--- TANTANGAN A ---
Tuliskan ulang baris-baris catatan tanpa diubah, mulai dari baris pertama catatan sampai baris yang memuat "bar-mic — [518, 342, 597, 447]". Baris terakhir itu juga ikut ditulis.

--- KUTIPAN TULISAN ---
Ismail Marzuki pernah mengalami sakit TBC karena memikirkan kritik pedas dari Konservatorium Barat. Mereka mengkritik lagu-lagu karya Ismail Marzuki dan menyudutkannya telah melakukan plagiasi karya dari para penyair Barat.
Cap penyadur, peniru lirik lagu, dan peminat plagiat karya, mempengaruhi karir serta kinerja dalam bermain musik. Hal ini yang membuatnya sempat anti pers.
Seperti seniman yang introvert, nama Ismail Marzuki terkenal sebagai komposer yang sering menghindari jepretan kamera dan wawancara wartawan selepas manggung.
Meskipun terus ditempa oleh kritik-kritik pedas Konservatorium Barat dan jurnalis Belanda, tak membuat nama besar Ismail Marzuki padam. Pada nyatanya publik tetap menyukai lagu-lagu Ismail Marzuki hingga menjelang Perang Dunia tahun 1940-an.
Pengamat musik sekaligus praktisi seni di Indonesia mengatakan, fenomena kritik Konservatorium Barat tidak lebih sebagai sindiran musikus Belanda yang mengalami Jealouise d’amite.
Baca Juga: Sejarah Lagu Panon Hideung, Gubahan Ismail Marzuki dari Penyair Rusia
Kecemburuan antar teman dan karir profesi sebagai pemusik adalah penyebab dari pesakitan Ismail Marzuki yang tak tahan dengan kritik.
Latar Belakang Konservatorium Barat Kritik Ismail Marzuki
Menurut Ninok Leksono dalam tulisan berjudul, “Ismail Marzuki: Senandung Melintas Zaman” (2014), Konservatorium Barat adalah kumpulan ahli musik Eropa yang dimonopoli orang Belanda di Indonesia supaya tidak suka dengan karya-karya anak pribumi.
Ismail Marzuki menjadi salah satu sasaran mereka dalam bekerja. Karena saat itu nama Ismail sedang memuncak di pasaran musik Hindia Belanda, para alumni sekolah tinggi musik Barat tersebut merasa cemburu dengan karir Ismail Marzuki.
Mereka Jealouise d’amite karena Ismail tidak pernah sekolah di Konservatorium Barat. Jangankan sekolah di lembaga musik terkenal Belanda, memahami bagaimana perkembangan ilmu pengetahuan musik di dunia saja kemungkinan besar tak paham. Namun namanya bisa melambung tinggi di dunia musik Belanda tahun 1920-an.

--- DAFTAR CATATAN ---
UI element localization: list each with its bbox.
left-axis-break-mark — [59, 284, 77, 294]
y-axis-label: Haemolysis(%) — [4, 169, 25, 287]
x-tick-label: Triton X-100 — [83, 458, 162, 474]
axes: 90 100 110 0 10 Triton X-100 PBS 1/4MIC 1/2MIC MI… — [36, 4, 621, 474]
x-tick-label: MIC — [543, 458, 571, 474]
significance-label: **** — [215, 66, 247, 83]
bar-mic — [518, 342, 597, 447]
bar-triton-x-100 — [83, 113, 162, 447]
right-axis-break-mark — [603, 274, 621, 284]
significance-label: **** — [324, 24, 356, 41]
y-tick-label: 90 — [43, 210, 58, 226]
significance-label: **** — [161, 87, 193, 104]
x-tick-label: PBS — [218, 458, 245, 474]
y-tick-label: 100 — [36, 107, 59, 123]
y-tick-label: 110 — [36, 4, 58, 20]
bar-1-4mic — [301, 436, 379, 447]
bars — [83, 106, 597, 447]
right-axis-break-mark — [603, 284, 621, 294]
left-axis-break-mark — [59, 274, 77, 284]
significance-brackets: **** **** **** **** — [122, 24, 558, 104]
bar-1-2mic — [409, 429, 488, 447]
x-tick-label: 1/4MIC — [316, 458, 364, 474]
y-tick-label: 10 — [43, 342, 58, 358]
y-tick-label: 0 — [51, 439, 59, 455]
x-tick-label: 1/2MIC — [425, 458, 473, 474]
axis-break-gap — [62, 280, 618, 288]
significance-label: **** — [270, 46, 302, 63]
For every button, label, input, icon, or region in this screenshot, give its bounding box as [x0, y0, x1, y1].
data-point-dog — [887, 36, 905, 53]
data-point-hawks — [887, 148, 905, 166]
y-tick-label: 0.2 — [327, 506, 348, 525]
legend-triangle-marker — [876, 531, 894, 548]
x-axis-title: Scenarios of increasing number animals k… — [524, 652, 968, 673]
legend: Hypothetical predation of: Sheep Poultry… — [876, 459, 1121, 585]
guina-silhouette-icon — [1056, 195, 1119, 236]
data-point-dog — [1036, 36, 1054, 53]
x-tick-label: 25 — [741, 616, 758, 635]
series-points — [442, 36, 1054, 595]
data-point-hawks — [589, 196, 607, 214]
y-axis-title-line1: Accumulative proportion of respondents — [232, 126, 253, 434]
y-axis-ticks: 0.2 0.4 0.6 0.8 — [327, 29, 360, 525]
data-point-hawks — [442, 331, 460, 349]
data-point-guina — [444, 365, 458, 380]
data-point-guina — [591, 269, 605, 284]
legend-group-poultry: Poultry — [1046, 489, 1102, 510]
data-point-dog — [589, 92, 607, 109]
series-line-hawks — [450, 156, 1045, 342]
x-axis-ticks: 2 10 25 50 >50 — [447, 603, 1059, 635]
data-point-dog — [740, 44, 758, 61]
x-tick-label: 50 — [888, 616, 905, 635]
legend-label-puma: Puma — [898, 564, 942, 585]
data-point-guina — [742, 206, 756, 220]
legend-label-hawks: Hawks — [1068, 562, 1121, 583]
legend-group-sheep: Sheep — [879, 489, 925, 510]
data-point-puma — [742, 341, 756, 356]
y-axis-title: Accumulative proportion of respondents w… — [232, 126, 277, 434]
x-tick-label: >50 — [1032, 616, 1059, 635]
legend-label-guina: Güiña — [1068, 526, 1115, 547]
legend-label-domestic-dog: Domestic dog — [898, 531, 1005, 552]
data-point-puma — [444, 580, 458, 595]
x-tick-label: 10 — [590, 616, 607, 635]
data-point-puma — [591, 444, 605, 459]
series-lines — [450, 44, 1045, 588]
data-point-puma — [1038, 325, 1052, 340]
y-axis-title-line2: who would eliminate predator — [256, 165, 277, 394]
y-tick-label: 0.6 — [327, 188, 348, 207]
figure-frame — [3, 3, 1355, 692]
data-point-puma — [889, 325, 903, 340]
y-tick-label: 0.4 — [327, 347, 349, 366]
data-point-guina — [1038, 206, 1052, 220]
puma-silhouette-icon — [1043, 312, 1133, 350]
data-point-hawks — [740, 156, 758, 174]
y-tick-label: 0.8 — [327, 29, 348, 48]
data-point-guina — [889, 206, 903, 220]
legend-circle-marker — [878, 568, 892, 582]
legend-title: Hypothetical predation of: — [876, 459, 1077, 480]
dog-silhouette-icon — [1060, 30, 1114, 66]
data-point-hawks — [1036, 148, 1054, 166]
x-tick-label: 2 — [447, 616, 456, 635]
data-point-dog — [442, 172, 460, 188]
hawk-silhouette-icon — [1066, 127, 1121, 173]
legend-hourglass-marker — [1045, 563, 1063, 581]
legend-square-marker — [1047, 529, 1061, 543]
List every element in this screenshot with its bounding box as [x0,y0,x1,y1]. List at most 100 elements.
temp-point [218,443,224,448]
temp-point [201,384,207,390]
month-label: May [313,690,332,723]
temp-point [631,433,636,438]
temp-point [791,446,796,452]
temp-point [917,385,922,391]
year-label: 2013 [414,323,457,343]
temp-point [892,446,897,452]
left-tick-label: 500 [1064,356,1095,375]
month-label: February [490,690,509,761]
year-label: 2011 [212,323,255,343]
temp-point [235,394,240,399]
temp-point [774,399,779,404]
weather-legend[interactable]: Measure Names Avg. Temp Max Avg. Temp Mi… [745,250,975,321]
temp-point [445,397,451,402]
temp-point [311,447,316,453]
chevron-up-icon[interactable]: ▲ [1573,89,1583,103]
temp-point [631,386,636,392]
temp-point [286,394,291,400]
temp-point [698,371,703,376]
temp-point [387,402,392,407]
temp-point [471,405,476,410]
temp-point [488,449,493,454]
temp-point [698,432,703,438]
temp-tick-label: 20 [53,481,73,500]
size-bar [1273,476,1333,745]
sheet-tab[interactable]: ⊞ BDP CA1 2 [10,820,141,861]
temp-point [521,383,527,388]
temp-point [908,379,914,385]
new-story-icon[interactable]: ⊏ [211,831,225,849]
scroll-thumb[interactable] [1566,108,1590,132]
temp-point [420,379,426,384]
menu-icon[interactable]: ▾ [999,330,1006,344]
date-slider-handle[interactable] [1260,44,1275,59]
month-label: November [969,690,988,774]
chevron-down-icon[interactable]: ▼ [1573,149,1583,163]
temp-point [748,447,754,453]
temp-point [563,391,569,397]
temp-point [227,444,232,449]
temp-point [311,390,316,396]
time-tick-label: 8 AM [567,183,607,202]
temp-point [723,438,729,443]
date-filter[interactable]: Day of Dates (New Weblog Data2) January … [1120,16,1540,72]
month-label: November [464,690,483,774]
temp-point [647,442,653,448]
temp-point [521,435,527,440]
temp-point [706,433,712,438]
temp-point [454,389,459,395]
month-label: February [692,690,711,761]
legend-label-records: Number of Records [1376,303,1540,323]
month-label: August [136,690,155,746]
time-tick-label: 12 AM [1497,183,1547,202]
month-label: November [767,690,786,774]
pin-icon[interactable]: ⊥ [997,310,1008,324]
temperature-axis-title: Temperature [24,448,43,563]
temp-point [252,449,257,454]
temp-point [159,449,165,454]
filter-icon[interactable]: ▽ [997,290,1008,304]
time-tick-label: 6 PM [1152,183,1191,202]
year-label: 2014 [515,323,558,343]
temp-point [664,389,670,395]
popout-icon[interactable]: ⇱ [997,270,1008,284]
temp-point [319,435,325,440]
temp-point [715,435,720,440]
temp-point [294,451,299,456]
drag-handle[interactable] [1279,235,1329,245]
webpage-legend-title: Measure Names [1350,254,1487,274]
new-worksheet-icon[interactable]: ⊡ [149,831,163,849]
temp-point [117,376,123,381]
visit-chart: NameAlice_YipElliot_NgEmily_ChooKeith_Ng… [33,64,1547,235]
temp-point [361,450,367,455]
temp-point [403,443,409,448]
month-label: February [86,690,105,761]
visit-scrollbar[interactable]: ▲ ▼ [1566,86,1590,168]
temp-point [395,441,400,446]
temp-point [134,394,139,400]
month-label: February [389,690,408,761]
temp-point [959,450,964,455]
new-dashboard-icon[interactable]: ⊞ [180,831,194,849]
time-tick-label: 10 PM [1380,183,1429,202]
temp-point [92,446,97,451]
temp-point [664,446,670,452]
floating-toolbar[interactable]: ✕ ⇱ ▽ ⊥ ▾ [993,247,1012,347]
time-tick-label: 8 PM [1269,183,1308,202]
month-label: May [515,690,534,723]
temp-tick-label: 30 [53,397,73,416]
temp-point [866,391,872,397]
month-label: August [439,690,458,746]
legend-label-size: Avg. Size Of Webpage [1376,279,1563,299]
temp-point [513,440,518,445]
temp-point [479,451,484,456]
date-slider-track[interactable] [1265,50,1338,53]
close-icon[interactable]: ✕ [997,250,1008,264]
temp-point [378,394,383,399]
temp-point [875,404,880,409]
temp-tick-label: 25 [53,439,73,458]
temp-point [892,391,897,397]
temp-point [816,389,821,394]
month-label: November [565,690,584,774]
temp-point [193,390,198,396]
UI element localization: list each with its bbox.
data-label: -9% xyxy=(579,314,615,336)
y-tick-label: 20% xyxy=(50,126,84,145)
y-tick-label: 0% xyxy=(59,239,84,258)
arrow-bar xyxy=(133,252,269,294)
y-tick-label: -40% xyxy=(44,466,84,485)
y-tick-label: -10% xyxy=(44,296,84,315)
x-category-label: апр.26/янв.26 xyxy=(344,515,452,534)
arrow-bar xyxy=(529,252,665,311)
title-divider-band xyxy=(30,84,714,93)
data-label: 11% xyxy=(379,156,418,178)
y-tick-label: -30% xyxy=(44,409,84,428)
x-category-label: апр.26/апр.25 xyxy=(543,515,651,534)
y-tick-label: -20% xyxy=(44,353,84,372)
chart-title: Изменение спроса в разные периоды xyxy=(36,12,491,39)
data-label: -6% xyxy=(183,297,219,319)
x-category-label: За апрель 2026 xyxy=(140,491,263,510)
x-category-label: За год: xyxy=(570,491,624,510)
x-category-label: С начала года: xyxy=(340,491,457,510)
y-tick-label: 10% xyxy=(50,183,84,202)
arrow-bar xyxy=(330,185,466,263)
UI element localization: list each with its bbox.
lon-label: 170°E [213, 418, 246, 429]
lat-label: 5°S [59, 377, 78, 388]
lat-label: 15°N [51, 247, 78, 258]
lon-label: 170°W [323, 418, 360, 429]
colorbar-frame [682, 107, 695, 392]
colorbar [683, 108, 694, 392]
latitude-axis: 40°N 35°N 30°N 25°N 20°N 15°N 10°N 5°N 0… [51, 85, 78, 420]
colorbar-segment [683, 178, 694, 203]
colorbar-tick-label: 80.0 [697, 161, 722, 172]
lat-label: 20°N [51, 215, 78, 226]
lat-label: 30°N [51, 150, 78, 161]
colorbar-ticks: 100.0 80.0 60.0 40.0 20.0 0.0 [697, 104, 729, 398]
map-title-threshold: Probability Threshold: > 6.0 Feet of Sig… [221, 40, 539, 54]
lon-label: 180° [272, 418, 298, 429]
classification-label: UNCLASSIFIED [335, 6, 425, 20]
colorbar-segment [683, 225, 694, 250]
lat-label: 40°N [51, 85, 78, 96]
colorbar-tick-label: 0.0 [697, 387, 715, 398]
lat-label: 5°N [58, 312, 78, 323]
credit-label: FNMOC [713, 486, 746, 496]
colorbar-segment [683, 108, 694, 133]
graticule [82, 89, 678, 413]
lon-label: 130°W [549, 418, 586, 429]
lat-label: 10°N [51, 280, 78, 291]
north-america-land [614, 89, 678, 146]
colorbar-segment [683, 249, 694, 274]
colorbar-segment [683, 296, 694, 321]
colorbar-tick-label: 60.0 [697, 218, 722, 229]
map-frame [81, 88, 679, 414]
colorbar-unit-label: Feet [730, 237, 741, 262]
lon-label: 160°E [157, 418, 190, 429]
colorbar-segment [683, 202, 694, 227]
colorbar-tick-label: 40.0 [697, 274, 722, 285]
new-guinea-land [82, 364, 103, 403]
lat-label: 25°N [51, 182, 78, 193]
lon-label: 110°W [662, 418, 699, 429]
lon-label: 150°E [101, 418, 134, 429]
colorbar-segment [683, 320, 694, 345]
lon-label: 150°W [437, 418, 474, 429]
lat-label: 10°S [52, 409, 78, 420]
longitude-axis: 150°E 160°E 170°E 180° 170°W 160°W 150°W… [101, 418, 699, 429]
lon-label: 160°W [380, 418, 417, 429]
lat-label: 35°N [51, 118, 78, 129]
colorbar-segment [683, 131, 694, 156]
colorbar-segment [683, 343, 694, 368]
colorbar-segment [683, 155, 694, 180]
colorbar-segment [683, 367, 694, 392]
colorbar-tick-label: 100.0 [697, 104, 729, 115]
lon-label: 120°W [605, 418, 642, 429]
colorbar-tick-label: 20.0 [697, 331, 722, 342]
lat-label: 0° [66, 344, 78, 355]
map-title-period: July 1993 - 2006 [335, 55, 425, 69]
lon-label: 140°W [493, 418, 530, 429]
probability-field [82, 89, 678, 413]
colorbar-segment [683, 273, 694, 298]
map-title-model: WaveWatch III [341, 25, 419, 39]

--- TANTANGAN B ---
Lanjutkan tulisan tentang Ismail Marzuki dan kritik dari Konservatorium Barat, mulai setelah kalimat terakhirnya.

--- JAWABAN TERTULIS A ---
UI element localization: list each with its bbox.
left-axis-break-mark — [59, 284, 77, 294]
y-axis-label: Haemolysis(%) — [4, 169, 25, 287]
x-tick-label: Triton X-100 — [83, 458, 162, 474]
axes: 90 100 110 0 10 Triton X-100 PBS 1/4MIC 1/2MIC MI… — [36, 4, 621, 474]
x-tick-label: MIC — [543, 458, 571, 474]
significance-label: **** — [215, 66, 247, 83]
bar-mic — [518, 342, 597, 447]

--- JAWABAN TERTULIS B ---
Karena itu oknum Konservatorium Barat mengadakan penelusuran karya Ismail dan mencari kesalahan-kesalahan di atasnya. Ketemulah satu persoalan yang bisa menjadi bahan kritik mereka terhadap popularitas Ismail Marzuki.
Mereka telah mengklaim beberapa lagu Ismail Marzuki terkena plagiat. Antara lain lagu tersebut berjudul Als de Orchideen Bloeien dan Panon Hideung. Kritikus musik dari Konservatorium Barat menyudutkan nama Ismail sebagai pemusik yang tak profesional, ia hanya bisa mengubah lirik lagu orang lain saja, selebihnya “nol”.
Peristiwa ini sempat membuat Ismail Marzuki sakit TBC. Badannya kurus kering dan sempat berhenti bermain musik, akan tetapi para fans menyemangati agar Ismail kembali menunggangi puncak popularitasnya dalam bermusik.
Kendati banyak diterpa isu miring, publik masih suka dan terus mengikuti lagu-lagu Ismail Marzuki. Mereka tetap menganggap nama besar Ismail sebagai pencipta lagu yang jenius.
Konservatorium Barat: Jealouise d’amite
Istilah Jealouise d’amite sebetulnya berasal dari pernyataan pengamat sekaligus praktisi musik Koes Hendratmo. Ia mengatakan Ismail Marzuki terkena serangan Jealouise d’amite atau kecemburuan antar teman yang berasal dari kritikan pemusik Belanda alumni Konservatorium Barat.
Penyebab utamanya jelas, popularitas Ismail Marzuki dalam bermusik mendepak eksistensi alumni Konservatorium Barat. Mereka tak punya panggung karena nama Ismail Marzuki menghiasi hampir seluruh event orkestra di Bandung dan Batavia.
Baca Juga: Ismail Marzuki, Pencipta Halo-halo Bandung yang Memikat Istri dengan Lagu
Saat itu dua daerah tersebut merupakan kota pusat hiburan paling bergengsi. Maka dari itu para alumni Konservatorium Barat merasa tersingkirkan perlahan oleh popularitas pencipta lagu Indonesia Pusaka tersebut.
Setelah selesai Perang Dunia II pada tahun 1945, latar belakang kritik yang dilontarkan Konservatorium Barat pada Ismail Marzuki semakin terlihat jelas. Intinya mereka ingin menjatuhkan pamor Ismail sebagai penyanyi hebat dan bergengsi di Hindia Belanda.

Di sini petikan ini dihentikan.